>>>

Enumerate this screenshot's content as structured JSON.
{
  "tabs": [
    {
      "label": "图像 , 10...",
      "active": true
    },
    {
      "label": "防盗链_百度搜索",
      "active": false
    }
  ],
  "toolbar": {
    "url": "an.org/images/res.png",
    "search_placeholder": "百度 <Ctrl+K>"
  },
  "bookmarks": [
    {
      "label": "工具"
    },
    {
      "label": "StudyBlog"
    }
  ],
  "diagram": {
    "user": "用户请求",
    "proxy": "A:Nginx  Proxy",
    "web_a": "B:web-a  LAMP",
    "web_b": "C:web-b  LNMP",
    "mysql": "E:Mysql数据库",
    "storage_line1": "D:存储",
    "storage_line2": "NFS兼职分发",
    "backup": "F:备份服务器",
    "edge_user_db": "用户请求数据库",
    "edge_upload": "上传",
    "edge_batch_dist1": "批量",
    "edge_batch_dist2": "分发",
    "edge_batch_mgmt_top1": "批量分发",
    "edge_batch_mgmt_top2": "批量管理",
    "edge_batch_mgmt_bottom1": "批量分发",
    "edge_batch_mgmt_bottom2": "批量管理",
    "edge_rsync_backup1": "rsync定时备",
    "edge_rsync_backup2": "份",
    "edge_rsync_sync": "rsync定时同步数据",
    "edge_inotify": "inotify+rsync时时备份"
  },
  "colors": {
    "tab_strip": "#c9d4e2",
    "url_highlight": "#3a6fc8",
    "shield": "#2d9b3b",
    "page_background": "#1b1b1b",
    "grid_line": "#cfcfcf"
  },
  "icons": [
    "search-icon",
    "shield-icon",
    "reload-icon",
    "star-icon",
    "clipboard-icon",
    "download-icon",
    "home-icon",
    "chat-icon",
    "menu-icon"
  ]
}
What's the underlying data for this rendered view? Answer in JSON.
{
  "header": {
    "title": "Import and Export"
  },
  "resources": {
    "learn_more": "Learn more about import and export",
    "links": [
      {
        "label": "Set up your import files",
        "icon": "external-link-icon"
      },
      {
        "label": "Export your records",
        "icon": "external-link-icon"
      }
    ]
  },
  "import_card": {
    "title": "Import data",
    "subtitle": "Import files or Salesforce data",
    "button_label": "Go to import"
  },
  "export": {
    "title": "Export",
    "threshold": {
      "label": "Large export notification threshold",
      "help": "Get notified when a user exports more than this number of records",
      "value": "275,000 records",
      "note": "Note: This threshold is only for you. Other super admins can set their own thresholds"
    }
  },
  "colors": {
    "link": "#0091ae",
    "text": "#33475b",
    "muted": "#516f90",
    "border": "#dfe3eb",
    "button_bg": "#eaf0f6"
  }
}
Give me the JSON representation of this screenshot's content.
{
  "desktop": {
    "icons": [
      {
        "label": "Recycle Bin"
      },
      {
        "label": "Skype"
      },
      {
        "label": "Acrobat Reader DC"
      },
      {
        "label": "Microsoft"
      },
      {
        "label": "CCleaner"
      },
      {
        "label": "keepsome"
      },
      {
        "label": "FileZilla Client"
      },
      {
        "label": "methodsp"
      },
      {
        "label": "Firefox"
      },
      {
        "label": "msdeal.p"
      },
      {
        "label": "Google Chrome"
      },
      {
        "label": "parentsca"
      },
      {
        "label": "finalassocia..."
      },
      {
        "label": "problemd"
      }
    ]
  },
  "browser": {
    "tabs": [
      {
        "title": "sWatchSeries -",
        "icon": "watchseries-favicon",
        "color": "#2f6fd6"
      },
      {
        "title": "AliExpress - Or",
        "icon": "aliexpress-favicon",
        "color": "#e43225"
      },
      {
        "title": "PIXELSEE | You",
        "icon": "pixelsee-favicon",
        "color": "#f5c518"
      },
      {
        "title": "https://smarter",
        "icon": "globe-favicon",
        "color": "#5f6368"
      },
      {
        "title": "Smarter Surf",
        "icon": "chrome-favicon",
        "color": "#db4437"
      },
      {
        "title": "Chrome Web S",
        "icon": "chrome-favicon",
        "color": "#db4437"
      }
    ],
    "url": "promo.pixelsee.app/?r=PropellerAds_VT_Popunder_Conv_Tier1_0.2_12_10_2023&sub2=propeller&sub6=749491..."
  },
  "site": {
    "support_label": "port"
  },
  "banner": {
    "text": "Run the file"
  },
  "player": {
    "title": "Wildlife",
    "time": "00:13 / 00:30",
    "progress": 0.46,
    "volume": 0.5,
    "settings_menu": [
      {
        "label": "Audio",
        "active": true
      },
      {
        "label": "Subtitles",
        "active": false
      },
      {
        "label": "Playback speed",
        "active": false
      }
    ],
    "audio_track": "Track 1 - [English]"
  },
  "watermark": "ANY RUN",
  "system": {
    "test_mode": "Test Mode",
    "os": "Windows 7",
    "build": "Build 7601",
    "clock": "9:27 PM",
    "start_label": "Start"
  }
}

<<<

- _What to do_
Across the material above, count every line holding "data" and write down only the number.

- _Answer for the task_
3